● **WRITTEN INSTRUCTION**:
Drop every picture and give the entries back exactly.

# start of LISTED ENTRIES

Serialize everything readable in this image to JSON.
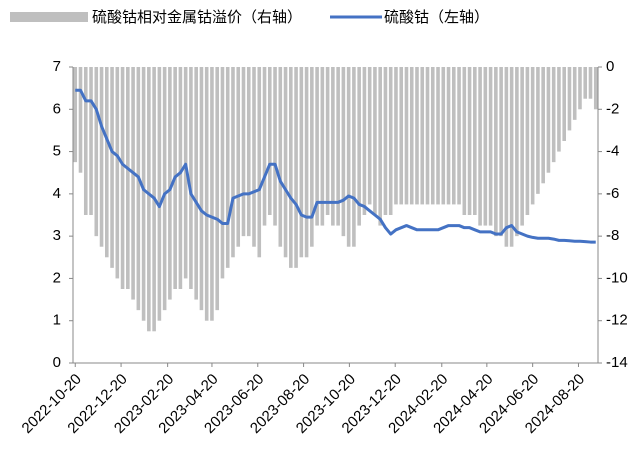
{
  "chart_data": {
    "type": "bar-line",
    "x": [
      "2022-10-20",
      "2022-10-27",
      "2022-11-03",
      "2022-11-10",
      "2022-11-17",
      "2022-11-24",
      "2022-12-01",
      "2022-12-08",
      "2022-12-15",
      "2022-12-22",
      "2022-12-29",
      "2023-01-05",
      "2023-01-12",
      "2023-01-19",
      "2023-01-26",
      "2023-02-02",
      "2023-02-09",
      "2023-02-16",
      "2023-02-23",
      "2023-03-02",
      "2023-03-09",
      "2023-03-16",
      "2023-03-23",
      "2023-03-30",
      "2023-04-06",
      "2023-04-13",
      "2023-04-20",
      "2023-04-27",
      "2023-05-04",
      "2023-05-11",
      "2023-05-18",
      "2023-05-25",
      "2023-06-01",
      "2023-06-08",
      "2023-06-15",
      "2023-06-22",
      "2023-06-29",
      "2023-07-06",
      "2023-07-13",
      "2023-07-20",
      "2023-07-27",
      "2023-08-03",
      "2023-08-10",
      "2023-08-17",
      "2023-08-24",
      "2023-08-31",
      "2023-09-07",
      "2023-09-14",
      "2023-09-21",
      "2023-09-28",
      "2023-10-05",
      "2023-10-12",
      "2023-10-19",
      "2023-10-26",
      "2023-11-02",
      "2023-11-09",
      "2023-11-16",
      "2023-11-23",
      "2023-11-30",
      "2023-12-07",
      "2023-12-14",
      "2023-12-21",
      "2023-12-28",
      "2024-01-04",
      "2024-01-11",
      "2024-01-18",
      "2024-01-25",
      "2024-02-01",
      "2024-02-08",
      "2024-02-15",
      "2024-02-22",
      "2024-02-29",
      "2024-03-07",
      "2024-03-14",
      "2024-03-21",
      "2024-03-28",
      "2024-04-04",
      "2024-04-11",
      "2024-04-18",
      "2024-04-25",
      "2024-05-02",
      "2024-05-09",
      "2024-05-16",
      "2024-05-23",
      "2024-05-30",
      "2024-06-06",
      "2024-06-13",
      "2024-06-20",
      "2024-06-27",
      "2024-07-04",
      "2024-07-11",
      "2024-07-18",
      "2024-07-25",
      "2024-08-01",
      "2024-08-08",
      "2024-08-15",
      "2024-08-22",
      "2024-08-29",
      "2024-09-05",
      "2024-09-12"
    ],
    "series": [
      {
        "name": "硫酸钴相对金属钴溢价（右轴）",
        "type": "bar",
        "axis": "y2",
        "color": "#bfbfbf",
        "values": [
          -4.5,
          -5,
          -7,
          -7,
          -8,
          -8.5,
          -9,
          -9.5,
          -10,
          -10.5,
          -10.5,
          -11,
          -11.5,
          -12,
          -12.5,
          -12.5,
          -12,
          -11.5,
          -11,
          -10.5,
          -10.5,
          -10,
          -10.5,
          -11,
          -11.5,
          -12,
          -12,
          -11.5,
          -10,
          -9.5,
          -9,
          -8.5,
          -8,
          -8,
          -8.5,
          -9,
          -7.5,
          -7,
          -7.5,
          -8.5,
          -9,
          -9.5,
          -9.5,
          -9,
          -9,
          -8.5,
          -7.5,
          -7.5,
          -7,
          -7.5,
          -7.5,
          -8,
          -8.5,
          -8.5,
          -7.5,
          -7,
          -6.5,
          -7,
          -7.5,
          -7,
          -7,
          -6.5,
          -6.5,
          -6.5,
          -6.5,
          -6.5,
          -6.5,
          -6.5,
          -6.5,
          -6.5,
          -6.5,
          -6.5,
          -6.5,
          -6.5,
          -7,
          -7,
          -7,
          -7.5,
          -7.5,
          -7.5,
          -8,
          -8,
          -8.5,
          -8.5,
          -8,
          -7.5,
          -7,
          -6.5,
          -6,
          -5.5,
          -5,
          -4.5,
          -4,
          -3.5,
          -3,
          -2.5,
          -2,
          -1.5,
          -1.5,
          -2
        ]
      },
      {
        "name": "硫酸钴（左轴）",
        "type": "line",
        "color": "#4472c4",
        "values": [
          6.45,
          6.45,
          6.2,
          6.2,
          6.0,
          5.6,
          5.3,
          5.0,
          4.9,
          4.7,
          4.6,
          4.5,
          4.4,
          4.1,
          4.0,
          3.9,
          3.7,
          4.0,
          4.1,
          4.4,
          4.5,
          4.7,
          4.0,
          3.8,
          3.6,
          3.5,
          3.45,
          3.4,
          3.3,
          3.3,
          3.9,
          3.95,
          4.0,
          4.0,
          4.05,
          4.1,
          4.4,
          4.7,
          4.7,
          4.3,
          4.1,
          3.9,
          3.75,
          3.5,
          3.45,
          3.45,
          3.8,
          3.8,
          3.8,
          3.8,
          3.8,
          3.85,
          3.95,
          3.9,
          3.75,
          3.7,
          3.6,
          3.5,
          3.4,
          3.2,
          3.05,
          3.15,
          3.2,
          3.25,
          3.2,
          3.15,
          3.15,
          3.15,
          3.15,
          3.15,
          3.2,
          3.25,
          3.25,
          3.25,
          3.2,
          3.2,
          3.15,
          3.1,
          3.1,
          3.1,
          3.05,
          3.05,
          3.2,
          3.25,
          3.1,
          3.05,
          3.0,
          2.97,
          2.95,
          2.95,
          2.95,
          2.93,
          2.9,
          2.9,
          2.89,
          2.88,
          2.88,
          2.87,
          2.86,
          2.86
        ]
      }
    ],
    "xlim": [
      "2022-10-17",
      "2024-09-15"
    ],
    "xticks": [
      "2022-10-20",
      "2022-12-20",
      "2023-02-20",
      "2023-04-20",
      "2023-06-20",
      "2023-08-20",
      "2023-10-20",
      "2023-12-20",
      "2024-02-20",
      "2024-04-20",
      "2024-06-20",
      "2024-08-20"
    ],
    "ylim": [
      0,
      7
    ],
    "yticks": [
      0,
      1,
      2,
      3,
      4,
      5,
      6,
      7
    ],
    "y2lim": [
      -14,
      0
    ],
    "y2ticks": [
      0,
      -2,
      -4,
      -6,
      -8,
      -10,
      -12,
      -14
    ],
    "legend": "top"
  }
}
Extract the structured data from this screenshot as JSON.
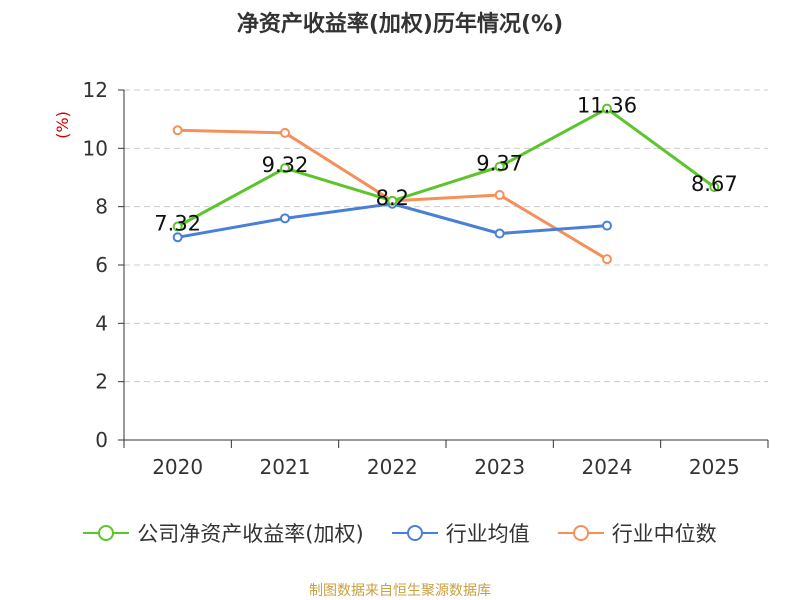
{
  "title": "净资产收益率(加权)历年情况(%)",
  "source": "制图数据来自恒生聚源数据库",
  "colors": {
    "company": "#5cc52b",
    "industry_avg": "#4a7fd8",
    "industry_median": "#f5905a",
    "axis": "#333333",
    "grid": "#cccccc",
    "ylabel": "#cc0000",
    "source": "#c8a040"
  },
  "chart_data": {
    "type": "line",
    "title": "净资产收益率(加权)历年情况(%)",
    "ylabel": "(%)",
    "xlabel": "",
    "categories": [
      "2020",
      "2021",
      "2022",
      "2023",
      "2024",
      "2025"
    ],
    "ylim": [
      0,
      12
    ],
    "yticks": [
      0,
      2,
      4,
      6,
      8,
      10,
      12
    ],
    "grid": true,
    "legend_position": "bottom",
    "series": [
      {
        "name": "公司净资产收益率(加权)",
        "color": "#5cc52b",
        "values": [
          7.32,
          9.32,
          8.2,
          9.37,
          11.36,
          8.67
        ],
        "labels": [
          "7.32",
          "9.32",
          "8.2",
          "9.37",
          "11.36",
          "8.67"
        ],
        "show_labels": true
      },
      {
        "name": "行业均值",
        "color": "#4a7fd8",
        "values": [
          6.95,
          7.6,
          8.1,
          7.08,
          7.35,
          null
        ],
        "show_labels": false
      },
      {
        "name": "行业中位数",
        "color": "#f5905a",
        "values": [
          10.62,
          10.53,
          8.2,
          8.4,
          6.2,
          null
        ],
        "show_labels": false
      }
    ]
  }
}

# end of LISTED ENTRIES

● **TASK RESULT**:
Serialize everything readable in this image to JSON.
{
  "chart_data": {
    "type": "bar-line",
    "x": [
      "2022-10-20",
      "2022-10-27",
      "2022-11-03",
      "2022-11-10",
      "2022-11-17",
      "2022-11-24",
      "2022-12-01",
      "2022-12-08",
      "2022-12-15",
      "2022-12-22",
      "2022-12-29",
      "2023-01-05",
      "2023-01-12",
      "2023-01-19",
      "2023-01-26",
      "2023-02-02",
      "2023-02-09",
      "2023-02-16",
      "2023-02-23",
      "2023-03-02",
      "2023-03-09",
      "2023-03-16",
      "2023-03-23",
      "2023-03-30",
      "2023-04-06",
      "2023-04-13",
      "2023-04-20",
      "2023-04-27",
      "2023-05-04",
      "2023-05-11",
      "2023-05-18",
      "2023-05-25",
      "2023-06-01",
      "2023-06-08",
      "2023-06-15",
      "2023-06-22",
      "2023-06-29",
      "2023-07-06",
      "2023-07-13",
      "2023-07-20",
      "2023-07-27",
      "2023-08-03",
      "2023-08-10",
      "2023-08-17",
      "2023-08-24",
      "2023-08-31",
      "2023-09-07",
      "2023-09-14",
      "2023-09-21",
      "2023-09-28",
      "2023-10-05",
      "2023-10-12",
      "2023-10-19",
      "2023-10-26",
      "2023-11-02",
      "2023-11-09",
      "2023-11-16",
      "2023-11-23",
      "2023-11-30",
      "2023-12-07",
      "2023-12-14",
      "2023-12-21",
      "2023-12-28",
      "2024-01-04",
      "2024-01-11",
      "2024-01-18",
      "2024-01-25",
      "2024-02-01",
      "2024-02-08",
      "2024-02-15",
      "2024-02-22",
      "2024-02-29",
      "2024-03-07",
      "2024-03-14",
      "2024-03-21",
      "2024-03-28",
      "2024-04-04",
      "2024-04-11",
      "2024-04-18",
      "2024-04-25",
      "2024-05-02",
      "2024-05-09",
      "2024-05-16",
      "2024-05-23",
      "2024-05-30",
      "2024-06-06",
      "2024-06-13",
      "2024-06-20",
      "2024-06-27",
      "2024-07-04",
      "2024-07-11",
      "2024-07-18",
      "2024-07-25",
      "2024-08-01",
      "2024-08-08",
      "2024-08-15",
      "2024-08-22",
      "2024-08-29",
      "2024-09-05",
      "2024-09-12"
    ],
    "series": [
      {
        "name": "硫酸钴相对金属钴溢价（右轴）",
        "type": "bar",
        "axis": "y2",
        "color": "#bfbfbf",
        "values": [
          -4.5,
          -5,
          -7,
          -7,
          -8,
          -8.5,
          -9,
          -9.5,
          -10,
          -10.5,
          -10.5,
          -11,
          -11.5,
          -12,
          -12.5,
          -12.5,
          -12,
          -11.5,
          -11,
          -10.5,
          -10.5,
          -10,
          -10.5,
          -11,
          -11.5,
          -12,
          -12,
          -11.5,
          -10,
          -9.5,
          -9,
          -8.5,
          -8,
          -8,
          -8.5,
          -9,
          -7.5,
          -7,
          -7.5,
          -8.5,
          -9,
          -9.5,
          -9.5,
          -9,
          -9,
          -8.5,
          -7.5,
          -7.5,
          -7,
          -7.5,
          -7.5,
          -8,
          -8.5,
          -8.5,
          -7.5,
          -7,
          -6.5,
          -7,
          -7.5,
          -7,
          -7,
          -6.5,
          -6.5,
          -6.5,
          -6.5,
          -6.5,
          -6.5,
          -6.5,
          -6.5,
          -6.5,
          -6.5,
          -6.5,
          -6.5,
          -6.5,
          -7,
          -7,
          -7,
          -7.5,
          -7.5,
          -7.5,
          -8,
          -8,
          -8.5,
          -8.5,
          -8,
          -7.5,
          -7,
          -6.5,
          -6,
          -5.5,
          -5,
          -4.5,
          -4,
          -3.5,
          -3,
          -2.5,
          -2,
          -1.5,
          -1.5,
          -2
        ]
      },
      {
        "name": "硫酸钴（左轴）",
        "type": "line",
        "color": "#4472c4",
        "values": [
          6.45,
          6.45,
          6.2,
          6.2,
          6.0,
          5.6,
          5.3,
          5.0,
          4.9,
          4.7,
          4.6,
          4.5,
          4.4,
          4.1,
          4.0,
          3.9,
          3.7,
          4.0,
          4.1,
          4.4,
          4.5,
          4.7,
          4.0,
          3.8,
          3.6,
          3.5,
          3.45,
          3.4,
          3.3,
          3.3,
          3.9,
          3.95,
          4.0,
          4.0,
          4.05,
          4.1,
          4.4,
          4.7,
          4.7,
          4.3,
          4.1,
          3.9,
          3.75,
          3.5,
          3.45,
          3.45,
          3.8,
          3.8,
          3.8,
          3.8,
          3.8,
          3.85,
          3.95,
          3.9,
          3.75,
          3.7,
          3.6,
          3.5,
          3.4,
          3.2,
          3.05,
          3.15,
          3.2,
          3.25,
          3.2,
          3.15,
          3.15,
          3.15,
          3.15,
          3.15,
          3.2,
          3.25,
          3.25,
          3.25,
          3.2,
          3.2,
          3.15,
          3.1,
          3.1,
          3.1,
          3.05,
          3.05,
          3.2,
          3.25,
          3.1,
          3.05,
          3.0,
          2.97,
          2.95,
          2.95,
          2.95,
          2.93,
          2.9,
          2.9,
          2.89,
          2.88,
          2.88,
          2.87,
          2.86,
          2.86
        ]
      }
    ],
    "xlim": [
      "2022-10-17",
      "2024-09-15"
    ],
    "xticks": [
      "2022-10-20",
      "2022-12-20",
      "2023-02-20",
      "2023-04-20",
      "2023-06-20",
      "2023-08-20",
      "2023-10-20",
      "2023-12-20",
      "2024-02-20",
      "2024-04-20",
      "2024-06-20",
      "2024-08-20"
    ],
    "ylim": [
      0,
      7
    ],
    "yticks": [
      0,
      1,
      2,
      3,
      4,
      5,
      6,
      7
    ],
    "y2lim": [
      -14,
      0
    ],
    "y2ticks": [
      0,
      -2,
      -4,
      -6,
      -8,
      -10,
      -12,
      -14
    ],
    "legend": "top"
  }
}
Extract the structured data from this screenshot as JSON.
{
  "title": "净资产收益率(加权)历年情况(%)",
  "source": "制图数据来自恒生聚源数据库",
  "colors": {
    "company": "#5cc52b",
    "industry_avg": "#4a7fd8",
    "industry_median": "#f5905a",
    "axis": "#333333",
    "grid": "#cccccc",
    "ylabel": "#cc0000",
    "source": "#c8a040"
  },
  "chart_data": {
    "type": "line",
    "title": "净资产收益率(加权)历年情况(%)",
    "ylabel": "(%)",
    "xlabel": "",
    "categories": [
      "2020",
      "2021",
      "2022",
      "2023",
      "2024",
      "2025"
    ],
    "ylim": [
      0,
      12
    ],
    "yticks": [
      0,
      2,
      4,
      6,
      8,
      10,
      12
    ],
    "grid": true,
    "legend_position": "bottom",
    "series": [
      {
        "name": "公司净资产收益率(加权)",
        "color": "#5cc52b",
        "values": [
          7.32,
          9.32,
          8.2,
          9.37,
          11.36,
          8.67
        ],
        "labels": [
          "7.32",
          "9.32",
          "8.2",
          "9.37",
          "11.36",
          "8.67"
        ],
        "show_labels": true
      },
      {
        "name": "行业均值",
        "color": "#4a7fd8",
        "values": [
          6.95,
          7.6,
          8.1,
          7.08,
          7.35,
          null
        ],
        "show_labels": false
      },
      {
        "name": "行业中位数",
        "color": "#f5905a",
        "values": [
          10.62,
          10.53,
          8.2,
          8.4,
          6.2,
          null
        ],
        "show_labels": false
      }
    ]
  }
}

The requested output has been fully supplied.